------ Task material
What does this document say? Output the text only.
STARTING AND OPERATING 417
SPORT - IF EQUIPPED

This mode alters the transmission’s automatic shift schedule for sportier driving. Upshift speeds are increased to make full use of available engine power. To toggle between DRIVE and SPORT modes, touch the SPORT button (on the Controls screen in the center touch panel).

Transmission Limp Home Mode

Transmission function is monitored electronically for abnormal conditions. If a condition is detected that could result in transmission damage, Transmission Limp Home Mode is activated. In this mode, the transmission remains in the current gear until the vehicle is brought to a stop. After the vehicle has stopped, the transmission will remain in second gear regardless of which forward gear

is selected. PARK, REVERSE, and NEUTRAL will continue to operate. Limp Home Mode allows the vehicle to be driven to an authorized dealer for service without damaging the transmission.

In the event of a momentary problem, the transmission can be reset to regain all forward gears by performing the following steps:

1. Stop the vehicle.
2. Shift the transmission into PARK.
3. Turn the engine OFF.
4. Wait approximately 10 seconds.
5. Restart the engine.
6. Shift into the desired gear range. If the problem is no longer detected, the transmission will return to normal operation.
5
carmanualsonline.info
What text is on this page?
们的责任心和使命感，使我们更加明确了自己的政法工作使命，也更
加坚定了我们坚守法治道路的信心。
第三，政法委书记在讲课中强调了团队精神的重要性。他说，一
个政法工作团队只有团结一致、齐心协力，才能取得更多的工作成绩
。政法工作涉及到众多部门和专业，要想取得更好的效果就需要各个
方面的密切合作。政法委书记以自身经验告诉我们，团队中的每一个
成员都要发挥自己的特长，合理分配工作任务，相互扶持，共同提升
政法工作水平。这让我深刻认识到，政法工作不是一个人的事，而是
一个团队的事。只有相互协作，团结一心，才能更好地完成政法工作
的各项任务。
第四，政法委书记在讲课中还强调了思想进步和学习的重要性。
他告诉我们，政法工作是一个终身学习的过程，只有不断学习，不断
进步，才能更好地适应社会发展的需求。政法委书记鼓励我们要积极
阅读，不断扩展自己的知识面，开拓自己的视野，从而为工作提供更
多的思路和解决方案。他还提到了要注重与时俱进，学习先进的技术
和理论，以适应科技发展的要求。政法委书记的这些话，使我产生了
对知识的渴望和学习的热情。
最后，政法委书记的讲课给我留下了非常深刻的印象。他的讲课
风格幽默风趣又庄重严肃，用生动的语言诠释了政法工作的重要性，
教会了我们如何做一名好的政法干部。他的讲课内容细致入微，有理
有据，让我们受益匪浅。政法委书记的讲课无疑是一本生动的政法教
------------
Please quote every record above exactly as it appears.

> _Task answer_:
What does this document say? Output the text only.
STARTING AND OPERATING 417
SPORT - IF EQUIPPED

This mode alters the transmission’s automatic shift schedule for sportier driving. Upshift speeds are increased to make full use of available engine power. To toggle between DRIVE and SPORT modes, touch the SPORT button (on the Controls screen in the center touch panel).

Transmission Limp Home Mode

Transmission function is monitored electronically for abnormal conditions. If a condition is detected that could result in transmission damage, Transmission Limp Home Mode is activated. In this mode, the transmission remains in the current gear until the vehicle is brought to a stop. After the vehicle has stopped, the transmission will remain in second gear regardless of which forward gear

is selected. PARK, REVERSE, and NEUTRAL will continue to operate. Limp Home Mode allows the vehicle to be driven to an authorized dealer for service without damaging the transmission.

In the event of a momentary problem, the transmission can be reset to regain all forward gears by performing the following steps:

1. Stop the vehicle.
2. Shift the transmission into PARK.
3. Turn the engine OFF.
4. Wait approximately 10 seconds.
5. Restart the engine.
6. Shift into the desired gear range. If the problem is no longer detected, the transmission will return to normal operation.
5
carmanualsonline.info
What text is on this page?
们的责任心和使命感，使我们更加明确了自己的政法工作使命，也更
加坚定了我们坚守法治道路的信心。
第三，政法委书记在讲课中强调了团队精神的重要性。他说，一
个政法工作团队只有团结一致、齐心协力，才能取得更多的工作成绩
。政法工作涉及到众多部门和专业，要想取得更好的效果就需要各个
方面的密切合作。政法委书记以自身经验告诉我们，团队中的每一个
成员都要发挥自己的特长，合理分配工作任务，相互扶持，共同提升
政法工作水平。这让我深刻认识到，政法工作不是一个人的事，而是
一个团队的事。只有相互协作，团结一心，才能更好地完成政法工作
的各项任务。
第四，政法委书记在讲课中还强调了思想进步和学习的重要性。
他告诉我们，政法工作是一个终身学习的过程，只有不断学习，不断
进步，才能更好地适应社会发展的需求。政法委书记鼓励我们要积极
阅读，不断扩展自己的知识面，开拓自己的视野，从而为工作提供更
多的思路和解决方案。他还提到了要注重与时俱进，学习先进的技术
和理论，以适应科技发展的要求。政法委书记的这些话，使我产生了
对知识的渴望和学习的热情。
最后，政法委书记的讲课给我留下了非常深刻的印象。他的讲课
风格幽默风趣又庄重严肃，用生动的语言诠释了政法工作的重要性，
教会了我们如何做一名好的政法干部。他的讲课内容细致入微，有理
有据，让我们受益匪浅。政法委书记的讲课无疑是一本生动的政法教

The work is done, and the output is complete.